→ **REQUIREMENT**: Return each line of the records with nothing changed, pictures excepted.

→ **Figure data in JSON**:
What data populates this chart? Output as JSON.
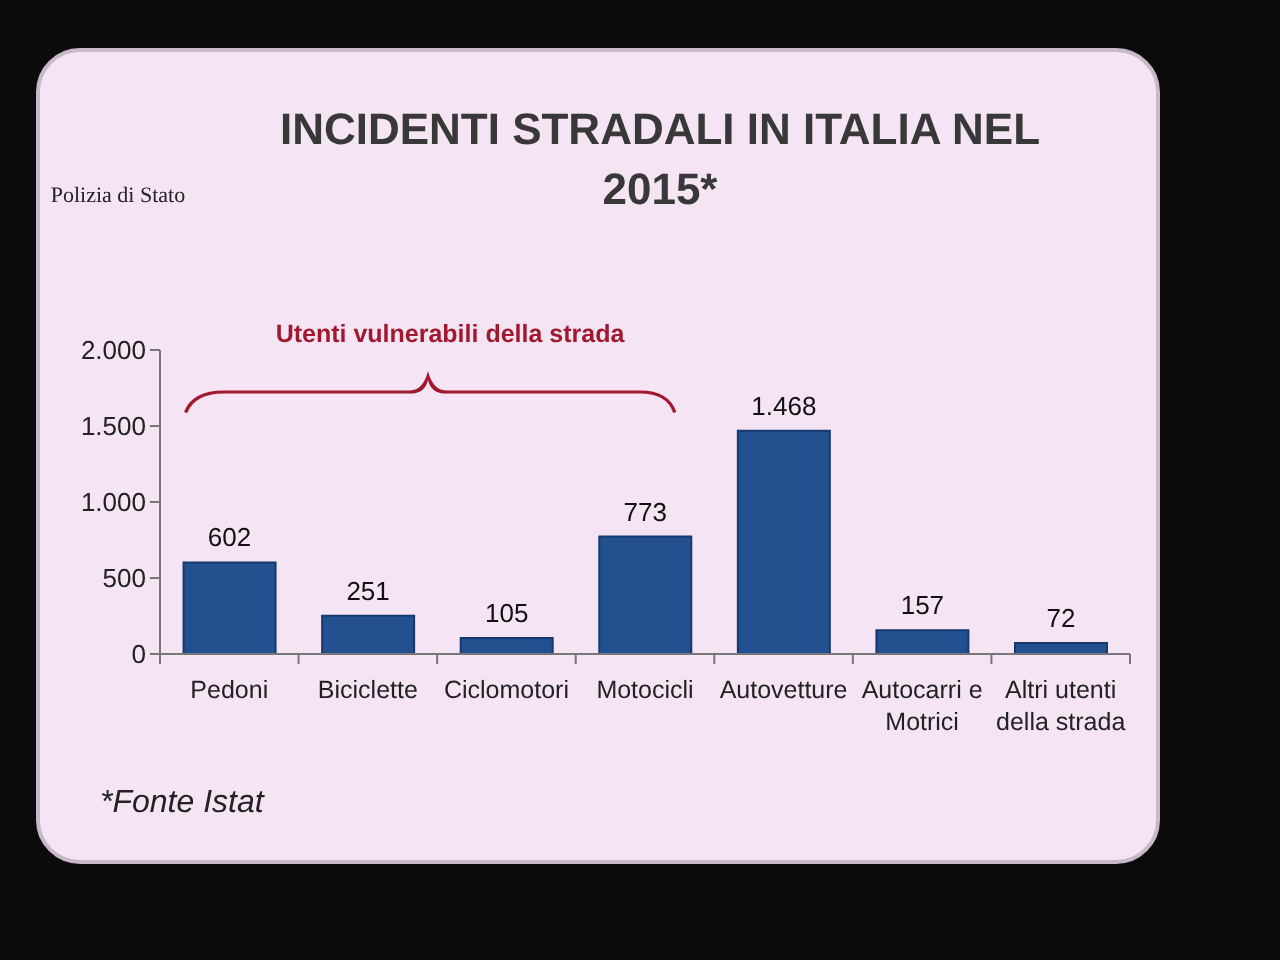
{
  "chart_data": {
    "type": "bar",
    "title": "INCIDENTI STRADALI IN ITALIA NEL 2015*",
    "categories": [
      "Pedoni",
      "Biciclette",
      "Ciclomotori",
      "Motocicli",
      "Autovetture",
      "Autocarri e Motrici",
      "Altri utenti della strada"
    ],
    "values": [
      602,
      251,
      105,
      773,
      1468,
      157,
      72
    ],
    "value_labels": [
      "602",
      "251",
      "105",
      "773",
      "1.468",
      "157",
      "72"
    ],
    "color": "#23508f",
    "ylim": [
      0,
      2000
    ],
    "yticks": [
      0,
      500,
      {
        "value": 1000,
        "label": "1.000"
      },
      {
        "value": 1500,
        "label": "1.500"
      },
      {
        "value": 2000,
        "label": "2.000"
      }
    ],
    "annotations": [
      "Polizia di Stato",
      "Utenti vulnerabili della strada",
      "*Fonte Istat"
    ]
  }
}
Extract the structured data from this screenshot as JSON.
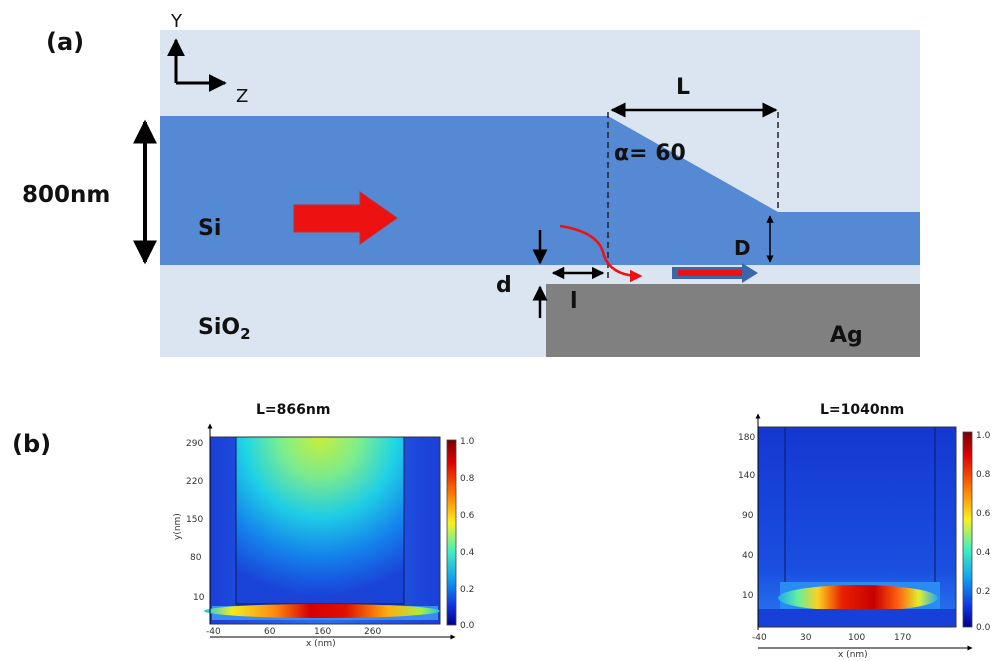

→ **THE SOLUTION**:
What data populates this chart? Output as JSON.
{
  "chart_data": {
    "type": "bar",
    "title": "INCIDENTI STRADALI IN ITALIA NEL 2015*",
    "categories": [
      "Pedoni",
      "Biciclette",
      "Ciclomotori",
      "Motocicli",
      "Autovetture",
      "Autocarri e Motrici",
      "Altri utenti della strada"
    ],
    "values": [
      602,
      251,
      105,
      773,
      1468,
      157,
      72
    ],
    "value_labels": [
      "602",
      "251",
      "105",
      "773",
      "1.468",
      "157",
      "72"
    ],
    "color": "#23508f",
    "ylim": [
      0,
      2000
    ],
    "yticks": [
      0,
      500,
      {
        "value": 1000,
        "label": "1.000"
      },
      {
        "value": 1500,
        "label": "1.500"
      },
      {
        "value": 2000,
        "label": "2.000"
      }
    ],
    "annotations": [
      "Polizia di Stato",
      "Utenti vulnerabili della strada",
      "*Fonte Istat"
    ]
  }
}
Extract the structured data from this screenshot as JSON.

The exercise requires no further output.